— Begin —
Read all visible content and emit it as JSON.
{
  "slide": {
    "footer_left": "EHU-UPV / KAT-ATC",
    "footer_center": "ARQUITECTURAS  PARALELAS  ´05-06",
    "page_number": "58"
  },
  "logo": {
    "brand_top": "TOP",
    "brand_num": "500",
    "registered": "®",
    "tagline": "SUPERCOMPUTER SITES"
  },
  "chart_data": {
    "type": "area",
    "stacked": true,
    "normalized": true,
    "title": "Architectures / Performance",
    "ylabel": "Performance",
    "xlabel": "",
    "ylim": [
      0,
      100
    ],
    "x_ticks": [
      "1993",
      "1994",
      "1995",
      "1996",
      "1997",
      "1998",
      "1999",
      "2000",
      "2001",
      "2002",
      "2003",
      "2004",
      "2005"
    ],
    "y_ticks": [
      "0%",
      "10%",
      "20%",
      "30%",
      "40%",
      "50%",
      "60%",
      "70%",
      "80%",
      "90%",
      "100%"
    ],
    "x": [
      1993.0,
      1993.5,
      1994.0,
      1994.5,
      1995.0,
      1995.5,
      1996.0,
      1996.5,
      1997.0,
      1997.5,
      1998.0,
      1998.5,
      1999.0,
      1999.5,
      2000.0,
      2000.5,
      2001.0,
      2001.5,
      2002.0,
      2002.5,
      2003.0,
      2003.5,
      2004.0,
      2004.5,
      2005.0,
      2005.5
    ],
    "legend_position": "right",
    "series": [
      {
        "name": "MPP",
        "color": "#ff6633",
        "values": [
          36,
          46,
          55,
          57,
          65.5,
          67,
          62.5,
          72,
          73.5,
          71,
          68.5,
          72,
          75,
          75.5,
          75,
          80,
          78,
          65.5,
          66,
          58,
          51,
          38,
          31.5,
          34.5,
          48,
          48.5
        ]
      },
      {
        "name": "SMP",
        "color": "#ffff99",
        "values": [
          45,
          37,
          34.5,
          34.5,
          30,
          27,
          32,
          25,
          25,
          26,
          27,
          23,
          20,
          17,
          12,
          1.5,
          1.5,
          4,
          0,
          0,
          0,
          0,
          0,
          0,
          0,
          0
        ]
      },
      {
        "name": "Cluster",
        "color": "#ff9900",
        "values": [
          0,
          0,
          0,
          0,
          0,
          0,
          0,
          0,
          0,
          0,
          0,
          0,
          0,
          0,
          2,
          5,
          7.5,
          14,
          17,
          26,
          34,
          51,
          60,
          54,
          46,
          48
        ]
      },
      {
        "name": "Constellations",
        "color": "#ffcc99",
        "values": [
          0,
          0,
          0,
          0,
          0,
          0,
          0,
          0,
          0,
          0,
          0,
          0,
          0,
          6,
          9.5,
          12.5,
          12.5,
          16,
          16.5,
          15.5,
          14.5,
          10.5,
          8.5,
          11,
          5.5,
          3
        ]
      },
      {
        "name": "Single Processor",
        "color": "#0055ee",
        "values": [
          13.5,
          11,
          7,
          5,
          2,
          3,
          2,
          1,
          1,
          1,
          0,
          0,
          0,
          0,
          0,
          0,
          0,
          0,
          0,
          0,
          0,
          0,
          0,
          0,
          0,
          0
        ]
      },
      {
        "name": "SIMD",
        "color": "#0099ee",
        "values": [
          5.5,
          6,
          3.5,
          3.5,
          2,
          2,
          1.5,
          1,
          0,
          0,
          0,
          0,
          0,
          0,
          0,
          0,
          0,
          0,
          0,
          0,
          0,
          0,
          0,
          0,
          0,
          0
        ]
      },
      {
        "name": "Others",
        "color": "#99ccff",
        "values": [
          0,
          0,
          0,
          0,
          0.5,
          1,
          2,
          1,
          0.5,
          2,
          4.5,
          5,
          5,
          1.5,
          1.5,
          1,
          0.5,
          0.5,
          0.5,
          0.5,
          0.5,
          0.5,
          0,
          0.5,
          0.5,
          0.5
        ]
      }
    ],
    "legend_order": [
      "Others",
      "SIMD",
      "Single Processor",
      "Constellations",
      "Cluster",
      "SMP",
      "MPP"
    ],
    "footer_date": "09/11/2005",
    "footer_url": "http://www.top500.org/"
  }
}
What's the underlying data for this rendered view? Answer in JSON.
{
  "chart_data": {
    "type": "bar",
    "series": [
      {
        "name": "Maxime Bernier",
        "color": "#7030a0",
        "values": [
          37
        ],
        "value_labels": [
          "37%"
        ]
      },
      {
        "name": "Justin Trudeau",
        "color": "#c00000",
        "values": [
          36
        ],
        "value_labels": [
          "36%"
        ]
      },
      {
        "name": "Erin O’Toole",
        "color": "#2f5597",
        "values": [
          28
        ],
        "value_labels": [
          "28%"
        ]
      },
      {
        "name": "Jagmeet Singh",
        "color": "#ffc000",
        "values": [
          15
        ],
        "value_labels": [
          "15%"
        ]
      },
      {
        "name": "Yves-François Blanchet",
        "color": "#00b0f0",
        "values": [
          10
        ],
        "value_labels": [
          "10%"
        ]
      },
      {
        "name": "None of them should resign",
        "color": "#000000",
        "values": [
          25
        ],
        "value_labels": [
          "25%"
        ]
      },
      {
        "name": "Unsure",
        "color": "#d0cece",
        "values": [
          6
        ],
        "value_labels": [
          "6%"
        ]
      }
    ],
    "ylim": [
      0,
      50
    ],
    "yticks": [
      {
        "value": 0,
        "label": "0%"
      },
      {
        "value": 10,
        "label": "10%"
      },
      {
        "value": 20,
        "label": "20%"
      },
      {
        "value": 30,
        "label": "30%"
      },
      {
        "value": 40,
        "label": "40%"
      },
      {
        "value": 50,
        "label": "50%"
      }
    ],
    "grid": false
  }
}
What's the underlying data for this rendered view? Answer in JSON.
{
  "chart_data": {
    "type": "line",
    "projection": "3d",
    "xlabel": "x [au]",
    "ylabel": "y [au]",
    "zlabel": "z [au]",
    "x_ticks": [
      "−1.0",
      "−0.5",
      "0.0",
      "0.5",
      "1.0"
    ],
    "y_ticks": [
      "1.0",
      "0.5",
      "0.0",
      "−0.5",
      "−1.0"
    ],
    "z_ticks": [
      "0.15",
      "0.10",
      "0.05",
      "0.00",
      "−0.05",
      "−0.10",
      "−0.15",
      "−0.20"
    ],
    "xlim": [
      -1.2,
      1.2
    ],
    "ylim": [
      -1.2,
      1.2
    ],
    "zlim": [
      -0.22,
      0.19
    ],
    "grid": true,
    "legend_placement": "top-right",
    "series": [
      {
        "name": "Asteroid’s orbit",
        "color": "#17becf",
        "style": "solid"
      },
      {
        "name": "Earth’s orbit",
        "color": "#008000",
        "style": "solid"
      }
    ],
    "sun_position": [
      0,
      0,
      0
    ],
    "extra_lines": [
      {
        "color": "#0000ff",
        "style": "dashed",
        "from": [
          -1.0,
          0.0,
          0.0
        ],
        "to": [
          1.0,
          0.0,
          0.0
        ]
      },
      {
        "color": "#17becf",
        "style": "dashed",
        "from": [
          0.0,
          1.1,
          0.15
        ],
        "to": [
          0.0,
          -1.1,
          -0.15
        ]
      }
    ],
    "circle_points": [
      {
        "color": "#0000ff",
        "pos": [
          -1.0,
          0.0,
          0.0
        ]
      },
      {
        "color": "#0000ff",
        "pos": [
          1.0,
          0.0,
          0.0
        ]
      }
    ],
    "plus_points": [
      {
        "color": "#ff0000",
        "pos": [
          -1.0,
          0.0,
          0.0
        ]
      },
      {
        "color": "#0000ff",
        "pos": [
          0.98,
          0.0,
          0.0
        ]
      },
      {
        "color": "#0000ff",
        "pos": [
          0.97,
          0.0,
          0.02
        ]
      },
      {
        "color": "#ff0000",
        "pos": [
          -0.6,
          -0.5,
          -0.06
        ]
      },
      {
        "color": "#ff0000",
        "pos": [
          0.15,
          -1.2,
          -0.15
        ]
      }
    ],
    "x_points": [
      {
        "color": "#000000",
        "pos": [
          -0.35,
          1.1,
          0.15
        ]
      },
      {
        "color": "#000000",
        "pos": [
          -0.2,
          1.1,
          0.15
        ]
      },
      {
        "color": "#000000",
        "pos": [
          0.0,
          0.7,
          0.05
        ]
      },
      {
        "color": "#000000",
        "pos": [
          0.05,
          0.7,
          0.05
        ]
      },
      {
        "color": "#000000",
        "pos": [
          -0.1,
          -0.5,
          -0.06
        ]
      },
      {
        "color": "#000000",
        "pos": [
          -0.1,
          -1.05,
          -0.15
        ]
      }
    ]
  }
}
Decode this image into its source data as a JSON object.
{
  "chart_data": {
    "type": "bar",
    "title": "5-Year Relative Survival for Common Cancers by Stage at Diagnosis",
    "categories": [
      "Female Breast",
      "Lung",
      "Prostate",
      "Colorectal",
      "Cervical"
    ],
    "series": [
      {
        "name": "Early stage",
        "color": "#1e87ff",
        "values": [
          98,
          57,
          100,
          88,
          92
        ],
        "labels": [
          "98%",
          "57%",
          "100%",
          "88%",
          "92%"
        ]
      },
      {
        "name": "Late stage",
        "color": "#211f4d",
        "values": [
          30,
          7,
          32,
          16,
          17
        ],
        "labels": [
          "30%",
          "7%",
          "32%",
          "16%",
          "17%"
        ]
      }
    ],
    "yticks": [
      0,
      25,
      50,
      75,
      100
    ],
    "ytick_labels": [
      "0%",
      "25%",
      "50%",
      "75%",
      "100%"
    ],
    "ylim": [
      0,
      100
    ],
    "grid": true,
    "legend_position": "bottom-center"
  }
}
— End —
WHAT THE TASK ASKS: Find the line with "Decode this image" in the listing above, then write out that line and each remaining line exactly, with no other text.

WRITTEN SOLUTION:
Decode this image into its source data as a JSON object.
{
  "chart_data": {
    "type": "bar",
    "title": "5-Year Relative Survival for Common Cancers by Stage at Diagnosis",
    "categories": [
      "Female Breast",
      "Lung",
      "Prostate",
      "Colorectal",
      "Cervical"
    ],
    "series": [
      {
        "name": "Early stage",
        "color": "#1e87ff",
        "values": [
          98,
          57,
          100,
          88,
          92
        ],
        "labels": [
          "98%",
          "57%",
          "100%",
          "88%",
          "92%"
        ]
      },
      {
        "name": "Late stage",
        "color": "#211f4d",
        "values": [
          30,
          7,
          32,
          16,
          17
        ],
        "labels": [
          "30%",
          "7%",
          "32%",
          "16%",
          "17%"
        ]
      }
    ],
    "yticks": [
      0,
      25,
      50,
      75,
      100
    ],
    "ytick_labels": [
      "0%",
      "25%",
      "50%",
      "75%",
      "100%"
    ],
    "ylim": [
      0,
      100
    ],
    "grid": true,
    "legend_position": "bottom-center"
  }
}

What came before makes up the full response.